───── Sección de texto ─────
Todas estas posibles causas hacen que las cifras tengan más sentido. El Journal of Clinical Sleep Medicine reportó que 30% de población general adulta tiene insomnio crónico. Esta revista también reportó que 40% de las personas que tienen insomnio, sufren de algún desorden de salud mental, más comúnmente depresión. En el estudio Desordenes de sueño como síntomas núcleo de la depresión, (Nutt et al., 2008), los autores explican que se ve una asociación muy fuerte entre problemas de sueño y la depresión.

En un estudio en el Reino Unido, se encontró que 83% de pacientes con depresión presentaron al menos un síntoma de insomnio. Alrededor de un 66% de esta población recurrió a medicamentos para los problemas de sueño.

Los últimos meses no han sido gratos para las personas con desordenes de salud mental (PDMS). La revista BMC, en su sección de psiquiatría, publicó un estudio en el cual encontró que las PDMS tuvieron un incremento de síntomas de insomnio de 31,5%, en tiempos Pre-COVID, a 66% en la pandemia.

Yo no sabía de este vínculo cuando comencé a ir a un psicólogo. Irónicamente, comencé a tratar las dos cosas por aparte: la depresión y mi relación particular con el sueño. En una sesión, le contaba sobre las pesadillas y en otra, sobre mis altibajos mentales. Conforme fui avanzando en este proceso, el sueño entró en cierta regularidad.
───── Conjunto de entradas ─────
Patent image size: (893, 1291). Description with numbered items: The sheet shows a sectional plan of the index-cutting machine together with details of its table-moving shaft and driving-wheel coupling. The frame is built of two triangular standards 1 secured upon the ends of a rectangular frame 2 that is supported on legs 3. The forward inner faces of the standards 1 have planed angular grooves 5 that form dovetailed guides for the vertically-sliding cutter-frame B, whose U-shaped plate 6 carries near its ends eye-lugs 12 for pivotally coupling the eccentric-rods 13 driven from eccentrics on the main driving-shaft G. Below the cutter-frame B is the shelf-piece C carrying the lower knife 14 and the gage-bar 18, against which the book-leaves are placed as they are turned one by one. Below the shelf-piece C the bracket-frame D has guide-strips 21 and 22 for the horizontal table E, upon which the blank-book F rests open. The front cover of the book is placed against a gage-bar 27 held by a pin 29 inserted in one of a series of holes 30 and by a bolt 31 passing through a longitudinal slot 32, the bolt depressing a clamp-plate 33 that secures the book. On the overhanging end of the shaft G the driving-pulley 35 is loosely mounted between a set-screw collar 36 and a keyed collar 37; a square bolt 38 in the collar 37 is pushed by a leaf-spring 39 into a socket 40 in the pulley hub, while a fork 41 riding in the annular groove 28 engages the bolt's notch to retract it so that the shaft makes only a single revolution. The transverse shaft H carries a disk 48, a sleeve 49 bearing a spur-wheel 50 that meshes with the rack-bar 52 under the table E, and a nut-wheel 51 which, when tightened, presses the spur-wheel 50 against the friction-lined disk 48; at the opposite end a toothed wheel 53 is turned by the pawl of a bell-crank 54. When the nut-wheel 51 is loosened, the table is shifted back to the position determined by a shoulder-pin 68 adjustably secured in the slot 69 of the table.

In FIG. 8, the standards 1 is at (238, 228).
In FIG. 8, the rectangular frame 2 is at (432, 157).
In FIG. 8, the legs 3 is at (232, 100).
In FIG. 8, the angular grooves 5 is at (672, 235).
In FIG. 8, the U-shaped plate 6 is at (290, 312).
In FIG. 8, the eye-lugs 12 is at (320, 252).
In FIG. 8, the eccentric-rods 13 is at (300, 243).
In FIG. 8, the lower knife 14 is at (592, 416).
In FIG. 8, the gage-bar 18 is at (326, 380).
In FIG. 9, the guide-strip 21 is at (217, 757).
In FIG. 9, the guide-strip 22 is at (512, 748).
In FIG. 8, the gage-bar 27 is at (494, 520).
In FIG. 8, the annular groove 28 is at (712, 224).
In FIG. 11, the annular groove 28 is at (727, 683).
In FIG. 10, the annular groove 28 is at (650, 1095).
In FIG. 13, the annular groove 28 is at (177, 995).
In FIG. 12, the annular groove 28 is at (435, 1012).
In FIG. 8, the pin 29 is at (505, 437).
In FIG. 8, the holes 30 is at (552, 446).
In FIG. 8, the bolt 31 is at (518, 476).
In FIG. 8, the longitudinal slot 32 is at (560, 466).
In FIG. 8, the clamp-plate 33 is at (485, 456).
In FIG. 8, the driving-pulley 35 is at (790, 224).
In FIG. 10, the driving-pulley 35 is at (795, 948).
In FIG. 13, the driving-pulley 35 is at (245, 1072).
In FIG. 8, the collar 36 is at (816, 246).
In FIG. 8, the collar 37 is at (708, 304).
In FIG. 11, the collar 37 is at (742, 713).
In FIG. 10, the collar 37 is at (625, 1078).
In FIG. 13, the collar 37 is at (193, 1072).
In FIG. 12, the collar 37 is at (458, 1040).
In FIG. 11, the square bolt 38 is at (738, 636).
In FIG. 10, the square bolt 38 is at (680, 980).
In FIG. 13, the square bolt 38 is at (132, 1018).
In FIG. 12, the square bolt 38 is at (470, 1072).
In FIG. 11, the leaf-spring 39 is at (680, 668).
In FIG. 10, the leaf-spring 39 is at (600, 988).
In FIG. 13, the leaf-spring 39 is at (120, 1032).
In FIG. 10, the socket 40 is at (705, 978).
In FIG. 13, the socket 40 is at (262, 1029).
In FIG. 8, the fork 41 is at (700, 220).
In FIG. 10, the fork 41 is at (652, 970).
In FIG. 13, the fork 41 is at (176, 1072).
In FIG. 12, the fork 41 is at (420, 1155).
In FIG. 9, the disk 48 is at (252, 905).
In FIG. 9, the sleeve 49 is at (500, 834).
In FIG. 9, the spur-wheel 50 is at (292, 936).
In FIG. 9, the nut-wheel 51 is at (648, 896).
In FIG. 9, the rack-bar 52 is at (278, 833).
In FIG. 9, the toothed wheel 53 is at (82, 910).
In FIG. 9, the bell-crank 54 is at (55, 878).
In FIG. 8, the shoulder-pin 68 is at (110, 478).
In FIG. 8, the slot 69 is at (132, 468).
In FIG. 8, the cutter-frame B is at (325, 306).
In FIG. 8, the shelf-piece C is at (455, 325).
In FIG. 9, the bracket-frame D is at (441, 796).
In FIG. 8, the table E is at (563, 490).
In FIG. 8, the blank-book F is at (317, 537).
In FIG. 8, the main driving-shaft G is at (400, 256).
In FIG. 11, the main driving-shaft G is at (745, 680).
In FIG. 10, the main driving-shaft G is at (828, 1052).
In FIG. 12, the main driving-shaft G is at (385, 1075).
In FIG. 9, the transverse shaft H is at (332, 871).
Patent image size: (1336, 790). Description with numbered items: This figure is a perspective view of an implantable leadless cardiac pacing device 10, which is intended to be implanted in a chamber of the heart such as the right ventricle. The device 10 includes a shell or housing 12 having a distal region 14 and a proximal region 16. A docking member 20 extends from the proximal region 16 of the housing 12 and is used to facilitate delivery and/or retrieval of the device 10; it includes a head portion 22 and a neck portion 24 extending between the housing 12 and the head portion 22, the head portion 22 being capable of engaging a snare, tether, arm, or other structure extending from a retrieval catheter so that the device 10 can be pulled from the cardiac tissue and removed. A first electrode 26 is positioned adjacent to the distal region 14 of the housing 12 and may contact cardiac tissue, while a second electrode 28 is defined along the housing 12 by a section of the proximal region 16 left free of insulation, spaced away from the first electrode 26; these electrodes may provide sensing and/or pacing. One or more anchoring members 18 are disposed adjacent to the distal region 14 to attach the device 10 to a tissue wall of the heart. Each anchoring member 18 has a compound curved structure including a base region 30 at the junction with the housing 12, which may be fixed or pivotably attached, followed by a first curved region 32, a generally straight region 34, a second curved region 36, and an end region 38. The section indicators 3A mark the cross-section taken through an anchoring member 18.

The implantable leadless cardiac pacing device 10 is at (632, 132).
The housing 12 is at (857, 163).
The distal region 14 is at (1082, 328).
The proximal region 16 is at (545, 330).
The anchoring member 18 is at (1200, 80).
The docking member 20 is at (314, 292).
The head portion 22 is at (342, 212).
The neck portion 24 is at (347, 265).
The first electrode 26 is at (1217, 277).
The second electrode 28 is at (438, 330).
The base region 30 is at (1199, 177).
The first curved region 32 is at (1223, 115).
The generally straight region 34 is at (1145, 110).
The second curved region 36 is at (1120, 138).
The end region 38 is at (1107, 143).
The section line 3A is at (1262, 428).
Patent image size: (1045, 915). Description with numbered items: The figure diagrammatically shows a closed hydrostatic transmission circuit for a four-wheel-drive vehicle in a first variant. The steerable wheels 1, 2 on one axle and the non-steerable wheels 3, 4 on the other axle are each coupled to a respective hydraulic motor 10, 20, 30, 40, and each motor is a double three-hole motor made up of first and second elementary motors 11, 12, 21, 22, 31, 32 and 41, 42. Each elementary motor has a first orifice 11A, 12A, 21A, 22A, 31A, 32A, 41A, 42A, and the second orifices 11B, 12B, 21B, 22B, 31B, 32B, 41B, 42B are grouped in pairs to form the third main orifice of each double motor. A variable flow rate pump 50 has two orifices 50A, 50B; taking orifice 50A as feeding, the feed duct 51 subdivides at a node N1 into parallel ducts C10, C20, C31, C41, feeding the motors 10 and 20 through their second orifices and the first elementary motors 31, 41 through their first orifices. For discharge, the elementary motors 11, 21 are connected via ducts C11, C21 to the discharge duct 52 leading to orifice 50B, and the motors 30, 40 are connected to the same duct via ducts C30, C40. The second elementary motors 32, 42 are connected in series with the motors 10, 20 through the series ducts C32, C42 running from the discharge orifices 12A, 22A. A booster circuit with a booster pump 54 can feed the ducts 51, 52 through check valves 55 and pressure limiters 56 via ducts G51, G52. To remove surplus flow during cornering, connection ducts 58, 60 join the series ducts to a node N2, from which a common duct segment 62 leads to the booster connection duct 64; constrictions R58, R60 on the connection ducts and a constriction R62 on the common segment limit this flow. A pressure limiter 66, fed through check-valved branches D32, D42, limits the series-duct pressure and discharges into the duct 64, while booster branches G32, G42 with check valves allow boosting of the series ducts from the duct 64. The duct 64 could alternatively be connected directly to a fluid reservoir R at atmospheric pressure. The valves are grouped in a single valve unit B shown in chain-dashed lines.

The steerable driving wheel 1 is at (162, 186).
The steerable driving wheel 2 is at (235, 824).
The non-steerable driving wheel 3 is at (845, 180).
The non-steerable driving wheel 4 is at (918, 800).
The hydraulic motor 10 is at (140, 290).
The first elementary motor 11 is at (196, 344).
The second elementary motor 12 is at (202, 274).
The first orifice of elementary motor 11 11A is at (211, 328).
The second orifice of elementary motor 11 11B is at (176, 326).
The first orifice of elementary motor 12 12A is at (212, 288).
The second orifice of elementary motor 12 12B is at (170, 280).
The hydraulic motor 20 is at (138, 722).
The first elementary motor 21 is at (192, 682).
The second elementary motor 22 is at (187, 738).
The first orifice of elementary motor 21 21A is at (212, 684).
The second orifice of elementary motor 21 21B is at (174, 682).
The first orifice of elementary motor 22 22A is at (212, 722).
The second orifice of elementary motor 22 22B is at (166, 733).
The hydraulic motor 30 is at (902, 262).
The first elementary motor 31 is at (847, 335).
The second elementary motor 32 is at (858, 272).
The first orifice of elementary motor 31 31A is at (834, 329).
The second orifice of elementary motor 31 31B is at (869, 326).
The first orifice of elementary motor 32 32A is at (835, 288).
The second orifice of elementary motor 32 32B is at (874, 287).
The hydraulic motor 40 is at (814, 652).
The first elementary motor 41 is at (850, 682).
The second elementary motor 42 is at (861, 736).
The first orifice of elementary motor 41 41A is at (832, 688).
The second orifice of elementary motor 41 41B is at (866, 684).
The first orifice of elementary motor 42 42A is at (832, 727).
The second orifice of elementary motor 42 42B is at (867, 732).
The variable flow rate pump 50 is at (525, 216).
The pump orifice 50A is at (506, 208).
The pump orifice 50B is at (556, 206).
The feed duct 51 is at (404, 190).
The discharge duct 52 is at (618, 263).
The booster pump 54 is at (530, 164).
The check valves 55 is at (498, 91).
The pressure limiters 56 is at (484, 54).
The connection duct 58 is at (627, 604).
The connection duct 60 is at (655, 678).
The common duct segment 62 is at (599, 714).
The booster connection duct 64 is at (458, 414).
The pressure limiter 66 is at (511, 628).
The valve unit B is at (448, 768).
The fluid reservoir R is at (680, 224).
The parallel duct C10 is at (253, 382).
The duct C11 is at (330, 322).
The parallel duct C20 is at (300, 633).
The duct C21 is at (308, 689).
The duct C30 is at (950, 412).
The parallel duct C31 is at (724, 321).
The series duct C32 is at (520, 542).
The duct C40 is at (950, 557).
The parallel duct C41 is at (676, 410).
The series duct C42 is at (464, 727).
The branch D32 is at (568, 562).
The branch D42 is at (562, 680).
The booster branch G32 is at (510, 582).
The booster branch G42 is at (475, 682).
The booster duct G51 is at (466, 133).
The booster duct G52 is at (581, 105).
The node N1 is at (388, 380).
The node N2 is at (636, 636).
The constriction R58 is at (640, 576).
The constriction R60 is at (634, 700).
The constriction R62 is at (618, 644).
─────
* Comprueba tu comprensión
1. Vuelve a escribir, sin cambiar nada, el trozo del texto sobre el insomnio y la depresión que va de "Los últimos meses" a "en cierta regularidad.".
2. Responde estas preguntas con lo que dice el texto sobre el insomnio y la depresión:
(a) Según el Journal of Clinical Sleep Medicine, ¿qué porcentaje de la población general adulta tiene insomnio crónico?
(b) En el estudio del Reino Unido, ¿qué porcentaje de pacientes con depresión presentó al menos un síntoma de insomnio?
(c) Según el estudio de la revista BMC, ¿de qué porcentaje a qué porcentaje subieron los síntomas de insomnio en las personas con desordenes de salud mental?
3. Sigue escribiendo el texto sobre el insomnio y la depresión a partir de donde termina.
Las entradas no cuentan para nada aquí.

* Resultados del ejercicio
1.
Los últimos meses no han sido gratos para las personas con desordenes de salud mental (PDMS). La revista BMC, en su sección de psiquiatría, publicó un estudio en el cual encontró que las PDMS tuvieron un incremento de síntomas de insomnio de 31,5%, en tiempos Pre-COVID, a 66% en la pandemia.

Yo no sabía de este vínculo cuando comencé a ir a un psicólogo. Irónicamente, comencé a tratar las dos cosas por aparte: la depresión y mi relación particular con el sueño. En una sesión, le contaba sobre las pesadillas y en otra, sobre mis altibajos mentales. Conforme fui avanzando en este proceso, el sueño entró en cierta regularidad.

2.
(a) El 30%.
(b) El 83%.
(c) Del 31,5% antes del COVID al 66% en la pandemia.

3.
Pero, de vez en cuando, vuelve el insomnio agudo. A veces, en esas noches, pienso en las cifras. Uno de cada tres adultos que se acuesta hoy en la noche no va a poder dormir bien. Lo más probable, recurrirá a una pantalla para pasar el tiempo. Mientras su pulgar se mueve de abajo para arriba, desplazando imagen tras imagen, su organismo percibe una intensa luz blanca con matices azules, que nos acompaña las veinticuatro horas.

El insomnio y las luces

Cuando era adolescente y no podía dormir, encendía la computadora y escribía. Mi cuerpo se revitalizaba y podía seguir escribiendo por horas de horas. Poco sabía que, en realidad, estaba destrozando mi ciclo circadiano; mi cuerpo ya no sabía cuándo era de día y cuándo era de noche.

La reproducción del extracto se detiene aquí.